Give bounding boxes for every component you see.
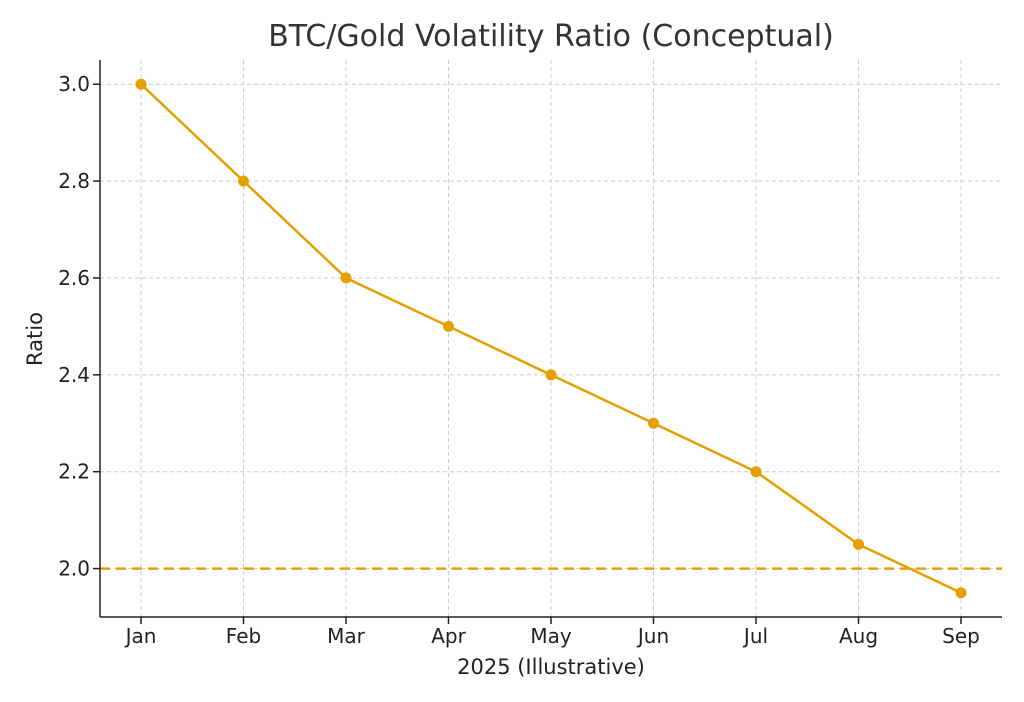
grid: [100, 60, 1002, 617]
data-point-jun: [648, 417, 659, 429]
data-point-mar: [340, 272, 352, 284]
x-tick-label: Feb: [226, 624, 261, 648]
y-tick-label: 2.6: [58, 266, 90, 290]
data-point-apr: [443, 320, 454, 332]
x-tick-label: Sep: [942, 624, 980, 648]
x-tick-label: Jul: [742, 624, 768, 648]
x-tick-label: Apr: [431, 624, 466, 648]
data-point-may: [545, 369, 557, 381]
y-tick-label: 2.2: [58, 460, 90, 484]
x-axis-label: 2025 (Illustrative): [457, 655, 645, 679]
y-tick-label: 3.0: [58, 72, 90, 96]
x-tick-label: Mar: [327, 624, 366, 648]
data-point-sep: [955, 587, 967, 599]
y-tick-label: 2.4: [58, 363, 90, 387]
axes: [99, 60, 1002, 618]
x-tick-label: Jun: [636, 624, 669, 648]
data-point-jan: [135, 78, 147, 90]
y-axis-label: Ratio: [23, 312, 47, 366]
x-tick-label: May: [530, 624, 572, 648]
y-tick-label: 2.0: [58, 557, 90, 581]
y-ticks: 2.0 2.2 2.4 2.6 2.8 3.0: [58, 72, 100, 581]
chart-title: BTC/Gold Volatility Ratio (Conceptual): [268, 19, 834, 54]
data-point-aug: [853, 538, 864, 550]
x-tick-label: Aug: [839, 624, 878, 648]
data-point-jul: [750, 466, 762, 478]
series-group: [135, 78, 967, 599]
x-tick-label: Jan: [124, 624, 157, 648]
y-tick-label: 2.8: [58, 169, 90, 193]
data-point-feb: [238, 175, 249, 187]
x-ticks: Jan Feb Mar Apr May Jun Jul Aug Sep: [124, 617, 980, 648]
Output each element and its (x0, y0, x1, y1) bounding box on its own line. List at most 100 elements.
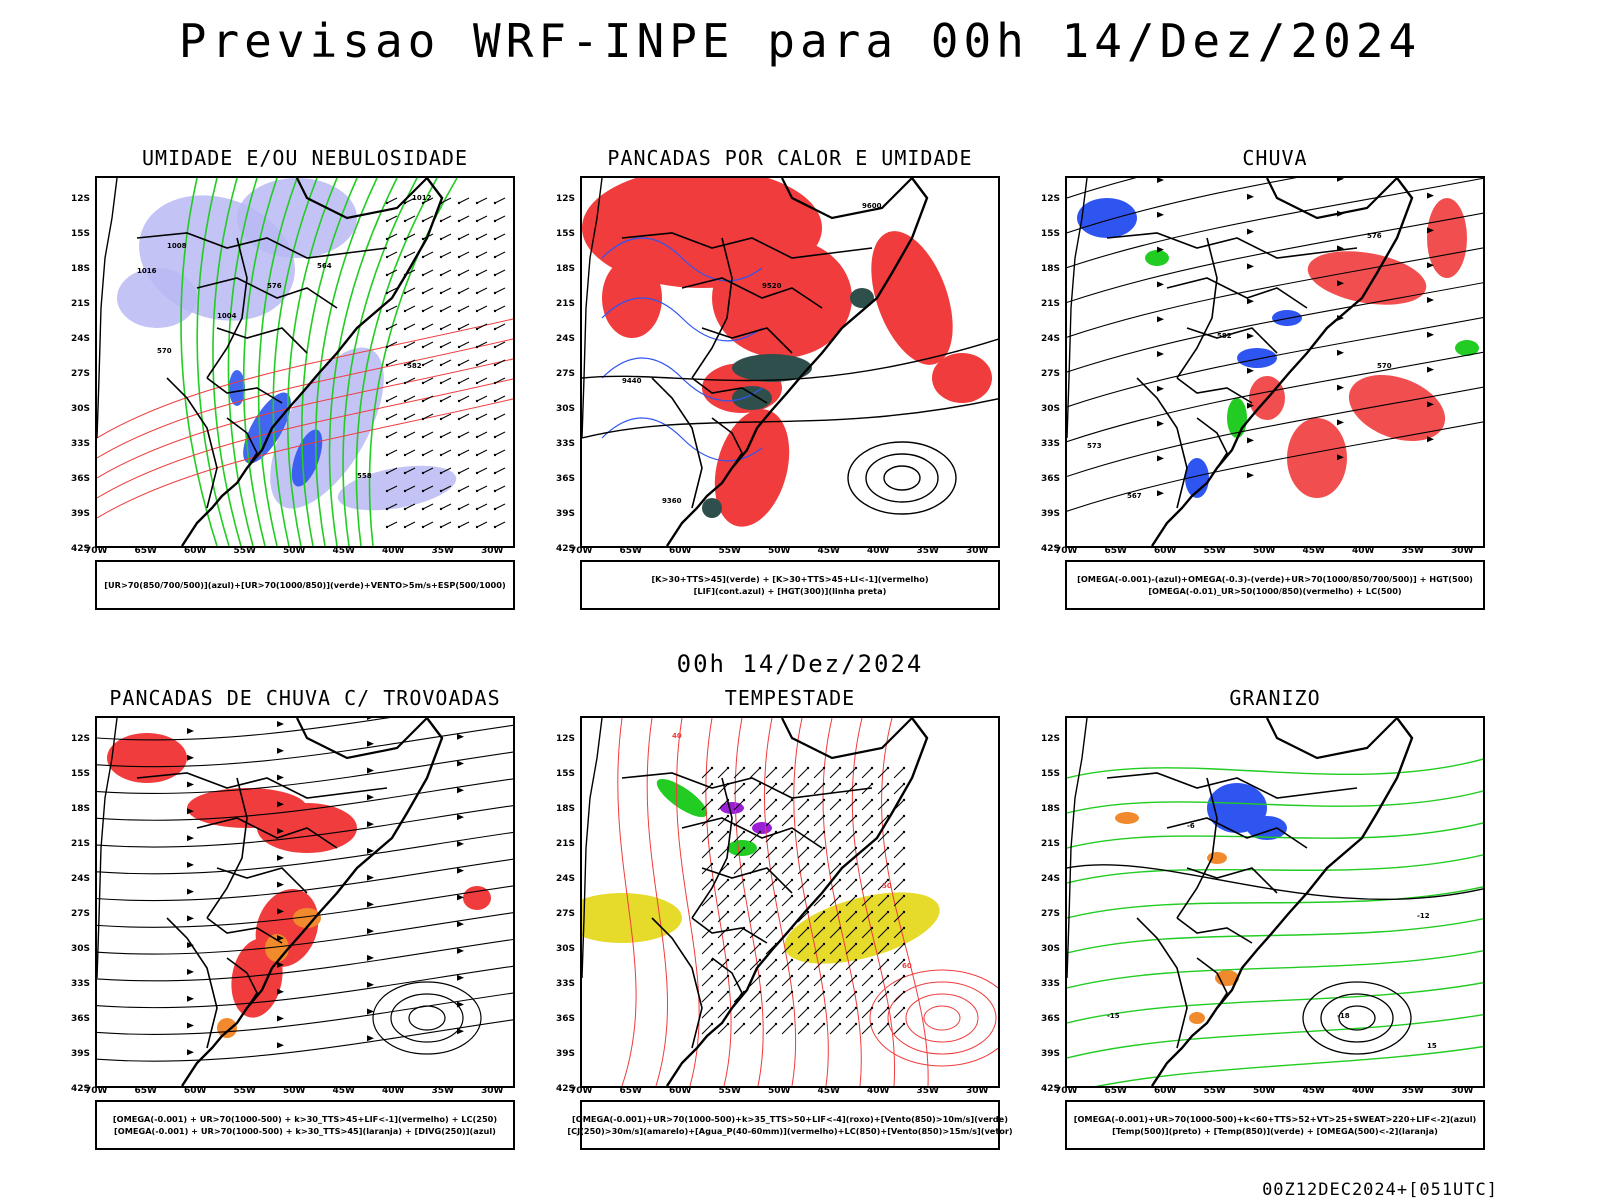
wind-vector (781, 783, 793, 795)
wind-vector (476, 215, 488, 222)
wind-vector-head (421, 525, 425, 529)
lon-label: 55W (233, 546, 256, 556)
wind-vector (877, 927, 889, 939)
wind-vector-head (457, 201, 461, 205)
wind-vector-head (758, 942, 762, 946)
lon-label: 50W (768, 546, 791, 556)
flow-arrow (277, 935, 284, 942)
wind-vector (458, 341, 470, 348)
wind-vector-head (403, 489, 407, 493)
wind-vector-head (854, 910, 858, 914)
wind-vector (861, 879, 873, 891)
country-border (1176, 237, 1218, 379)
wind-vector-head (902, 974, 906, 978)
wind-vector (797, 879, 809, 891)
country-border (206, 777, 248, 919)
wind-vector-head (822, 782, 826, 786)
lat-label: 18S (556, 804, 576, 814)
lon-label: 50W (1253, 1086, 1276, 1096)
coastline (582, 718, 603, 979)
wind-vector-head (457, 453, 461, 457)
lon-label: 55W (1203, 546, 1226, 556)
wind-vector (701, 991, 713, 1003)
wind-vector (893, 991, 905, 1003)
wind-vector (877, 863, 889, 875)
wind-vector-head (475, 363, 479, 367)
lat-label: 42S (1041, 1084, 1061, 1094)
wind-vector-head (838, 1006, 842, 1010)
state-border (711, 957, 743, 1009)
flow-arrow (367, 767, 374, 774)
temp850-contour (1067, 822, 1483, 849)
wind-vector-head (710, 798, 714, 802)
country-border (691, 237, 733, 379)
wind-vector-head (758, 910, 762, 914)
wind-vector-head (886, 1022, 890, 1026)
omega-area-orange (1189, 1012, 1205, 1024)
wind-vector-head (838, 814, 842, 818)
wind-vector-head (886, 910, 890, 914)
wind-vector (877, 767, 889, 779)
lat-label: 30S (71, 944, 91, 954)
wind-vector (386, 323, 398, 330)
wind-vector (458, 521, 470, 528)
wind-vector-head (870, 1006, 874, 1010)
wind-vector-head (886, 766, 890, 770)
lon-label: 40W (867, 1086, 890, 1096)
wind-vector (440, 359, 452, 366)
lat-label: 15S (556, 229, 576, 239)
wind-vector-head (710, 830, 714, 834)
flow-arrow (187, 915, 194, 922)
wind-vector-head (822, 974, 826, 978)
wind-vector-head (403, 417, 407, 421)
wind-vector (476, 467, 488, 474)
lon-label: 35W (1401, 546, 1424, 556)
wind-vector-head (475, 399, 479, 403)
wind-vector (781, 975, 793, 987)
lon-label: 70W (1055, 1086, 1078, 1096)
coastline (97, 718, 118, 979)
streamline (97, 1019, 513, 1062)
contour-label: 570 (157, 347, 172, 355)
wind-vector (781, 863, 793, 875)
wind-vector-head (838, 990, 842, 994)
coastline (180, 178, 444, 546)
wind-vector (829, 927, 841, 939)
wind-vector (733, 831, 745, 843)
wind-vector (494, 341, 506, 348)
wind-vector-head (385, 399, 389, 403)
wind-vector (829, 911, 841, 923)
flow-arrow (1427, 297, 1434, 303)
lat-label: 15S (71, 769, 91, 779)
wind-vector-head (902, 766, 906, 770)
map-canvas: 9600 9520 9440 9360 (582, 178, 998, 546)
wind-vector-head (457, 219, 461, 223)
wind-vector-head (838, 974, 842, 978)
flow-arrow (1427, 192, 1434, 199)
wind-vector (404, 395, 416, 402)
wind-vector-head (421, 327, 425, 331)
wind-vector-head (854, 862, 858, 866)
wind-vector (386, 395, 398, 402)
wind-vector (404, 485, 416, 492)
lat-label: 21S (71, 299, 91, 309)
wind-vector-head (790, 1006, 794, 1010)
wind-vector-head (457, 471, 461, 475)
wind-vector-head (806, 974, 810, 978)
wind-vector (458, 413, 470, 420)
wind-vector (458, 431, 470, 438)
lat-label: 12S (1041, 194, 1061, 204)
lon-label: 30W (966, 546, 989, 556)
wind-vector (781, 991, 793, 1003)
wind-vector (422, 467, 434, 474)
lat-label: 24S (71, 874, 91, 884)
wind-vector-head (758, 862, 762, 866)
wind-vector (440, 215, 452, 222)
flow-arrow (457, 947, 464, 954)
wind-vector-head (822, 990, 826, 994)
lat-label: 27S (556, 909, 576, 919)
lat-label: 39S (1041, 1049, 1061, 1059)
wind-vector-head (886, 1006, 890, 1010)
lat-label: 33S (1041, 439, 1061, 449)
water-contour-red (617, 718, 637, 1086)
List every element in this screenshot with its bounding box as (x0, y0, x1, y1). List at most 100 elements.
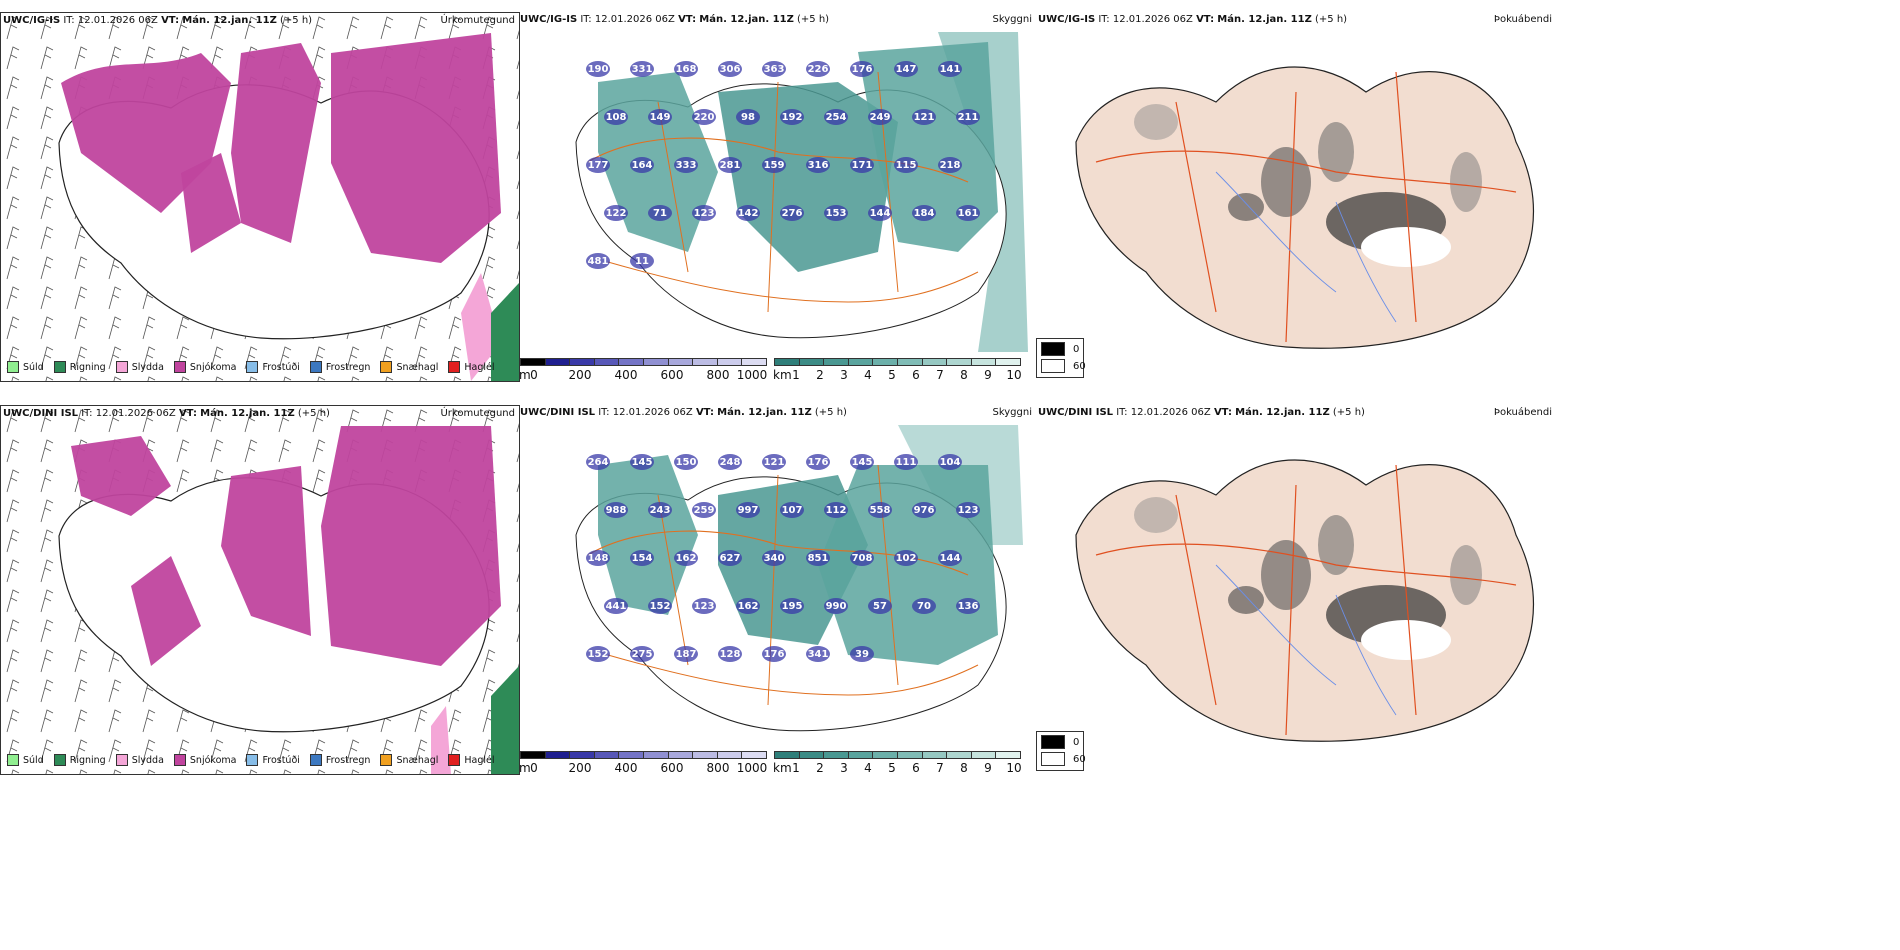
legend-item: Haglél (448, 361, 495, 373)
ceiling-value-label: 144 (870, 208, 891, 219)
colorbar-segment (872, 751, 898, 759)
low-ceiling-blob (850, 550, 874, 566)
low-ceiling-blob (604, 205, 628, 221)
fog-swatch (1041, 359, 1065, 373)
ceiling-tick: 800 (706, 368, 730, 380)
ceiling-value-label: 112 (826, 505, 847, 516)
colorbar-segment (946, 751, 972, 759)
colorbar-segment (872, 358, 898, 366)
fog-panel-row2: UWC/DINI ISL IT: 12.01.2026 06Z VT: Mán.… (1036, 405, 1556, 773)
visibility-tick: 3 (840, 761, 848, 773)
ceiling-unit: m (519, 761, 531, 773)
legend-swatch (309, 754, 322, 766)
ceiling-value-label: 331 (632, 64, 653, 75)
ceiling-value-label: 144 (940, 553, 961, 564)
legend-swatch (173, 361, 186, 373)
panel-title: UWC/DINI ISL IT: 12.01.2026 06Z VT: Mán.… (520, 407, 847, 418)
ceiling-value-label: 122 (606, 208, 627, 219)
visibility-map: 190 331 168 306 363 226 176 147 141 108 149 220 98 19… (575, 32, 1028, 352)
legend-item: Frostúði (246, 754, 300, 766)
visibility-tick: 9 (984, 761, 992, 773)
colorbar-segment (544, 358, 571, 366)
legend-item: Haglél (448, 754, 495, 766)
colorbar-segment (741, 751, 767, 759)
legend-item: Snæhagl (380, 361, 438, 373)
colorbar-segment (643, 358, 669, 366)
legend-item: Snæhagl (380, 754, 438, 766)
ceiling-value-label: 192 (782, 112, 803, 123)
low-ceiling-blob (850, 157, 874, 173)
colorbar-segment (774, 358, 800, 366)
ceiling-value-label: 441 (606, 601, 627, 612)
ceiling-value-label: 249 (870, 112, 891, 123)
low-ceiling-blob (674, 454, 698, 470)
legend-swatch (448, 361, 461, 373)
low-ceiling-blob (850, 61, 874, 77)
ceiling-tick: 0 (530, 368, 538, 380)
ceiling-value-label: 184 (914, 208, 935, 219)
low-ceiling-blob (824, 109, 848, 125)
ceiling-value-label: 177 (588, 160, 609, 171)
visibility-panel-row2: UWC/DINI ISL IT: 12.01.2026 06Z VT: Mán.… (518, 405, 1036, 773)
precip-legend: Súld Rigning Slydda Snjókoma Frostúði Fr… (7, 361, 495, 373)
ceiling-value-label: 148 (588, 553, 609, 564)
fog-legend-row2: 0 60 (1036, 731, 1086, 771)
ceiling-value-label: 171 (852, 160, 873, 171)
colorbar-segment (847, 751, 874, 759)
panel-name: Skyggni (992, 407, 1032, 418)
ceiling-tick: 600 (660, 368, 684, 380)
ceiling-value-label: 145 (632, 457, 653, 468)
fog-legend-item: 60 (1041, 359, 1086, 373)
low-ceiling-blob (604, 502, 628, 518)
legend-swatch (7, 754, 19, 766)
ceiling-value-label: 195 (782, 601, 803, 612)
ceiling-value-label: 142 (738, 208, 759, 219)
ceiling-value-label: 226 (808, 64, 829, 75)
ceiling-value-label: 70 (917, 601, 931, 612)
colorbar-segment (593, 358, 620, 366)
low-ceiling-blob (630, 157, 654, 173)
visibility-tick: 6 (912, 368, 920, 380)
ceiling-tick: 1000 (736, 368, 768, 380)
legend-swatch (115, 754, 128, 766)
low-ceiling-blob (736, 598, 760, 614)
ceiling-value-label: 154 (632, 553, 653, 564)
visibility-tick: 4 (864, 761, 872, 773)
legend-item: Slydda (115, 754, 164, 766)
ceiling-value-label: 102 (896, 553, 917, 564)
low-ceiling-blob (894, 550, 918, 566)
visibility-tick: 9 (984, 368, 992, 380)
low-ceiling-blob (912, 502, 936, 518)
visibility-tick: 7 (936, 368, 944, 380)
low-ceiling-blob (938, 61, 962, 77)
low-ceiling-blob (824, 502, 848, 518)
ceiling-tick: 400 (614, 761, 638, 773)
colorbar-segment (897, 358, 923, 366)
low-ceiling-blob (780, 502, 804, 518)
visibility-tick: 2 (816, 368, 824, 380)
ceiling-unit: m (519, 368, 531, 380)
ceiling-value-label: 128 (720, 649, 741, 660)
low-ceiling-blob (674, 550, 698, 566)
low-ceiling-blob (806, 550, 830, 566)
colorbar-segment (593, 751, 620, 759)
ceiling-value-label: 147 (896, 64, 917, 75)
colorbar-segment (618, 751, 644, 759)
ceiling-value-label: 708 (852, 553, 873, 564)
low-ceiling-blob (648, 205, 672, 221)
ceiling-value-label: 333 (676, 160, 697, 171)
low-ceiling-blob (648, 598, 672, 614)
ceiling-value-label: 108 (606, 112, 627, 123)
colorbar-segment (520, 358, 546, 366)
low-ceiling-blob (780, 109, 804, 125)
ceiling-tick: 400 (614, 368, 638, 380)
low-ceiling-blob (762, 454, 786, 470)
ceiling-value-label: 71 (653, 208, 667, 219)
low-ceiling-blob (736, 205, 760, 221)
low-ceiling-blob (780, 598, 804, 614)
ceiling-value-label: 168 (676, 64, 697, 75)
visibility-tick: 5 (888, 368, 896, 380)
ceiling-value-label: 123 (958, 505, 979, 516)
ceiling-value-label: 164 (632, 160, 653, 171)
low-ceiling-blob (894, 157, 918, 173)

+ + + +

TASK DESCRIPTION
Reproduce word for word the lines starting with the line containing "grid: [100, 60, 1002, 617]" and going on through the line containing "Output each element", both included.

RESPONSE TO THIS EXERCISE
grid: [100, 60, 1002, 617]
data-point-jun: [648, 417, 659, 429]
data-point-mar: [340, 272, 352, 284]
x-tick-label: Feb: [226, 624, 261, 648]
y-tick-label: 2.6: [58, 266, 90, 290]
data-point-apr: [443, 320, 454, 332]
x-tick-label: Sep: [942, 624, 980, 648]
x-tick-label: Jul: [742, 624, 768, 648]
x-tick-label: Apr: [431, 624, 466, 648]
data-point-may: [545, 369, 557, 381]
y-tick-label: 2.2: [58, 460, 90, 484]
x-axis-label: 2025 (Illustrative): [457, 655, 645, 679]
y-tick-label: 3.0: [58, 72, 90, 96]
x-tick-label: Mar: [327, 624, 366, 648]
data-point-sep: [955, 587, 967, 599]
y-tick-label: 2.4: [58, 363, 90, 387]
axes: [99, 60, 1002, 618]
x-tick-label: Jun: [636, 624, 669, 648]
data-point-jan: [135, 78, 147, 90]
y-axis-label: Ratio: [23, 312, 47, 366]
x-tick-label: May: [530, 624, 572, 648]
y-tick-label: 2.0: [58, 557, 90, 581]
y-ticks: 2.0 2.2 2.4 2.6 2.8 3.0: [58, 72, 100, 581]
chart-title: BTC/Gold Volatility Ratio (Conceptual): [268, 19, 834, 54]
data-point-aug: [853, 538, 864, 550]
x-tick-label: Aug: [839, 624, 878, 648]
data-point-jul: [750, 466, 762, 478]
series-group: [135, 78, 967, 599]
x-tick-label: Jan: [124, 624, 157, 648]
y-tick-label: 2.8: [58, 169, 90, 193]
data-point-feb: [238, 175, 249, 187]
x-ticks: Jan Feb Mar Apr May Jun Jul Aug Sep: [124, 617, 980, 648]
Output each element and its (x0, y0, x1, y1) bounding box on its own line. List at most 100 elements.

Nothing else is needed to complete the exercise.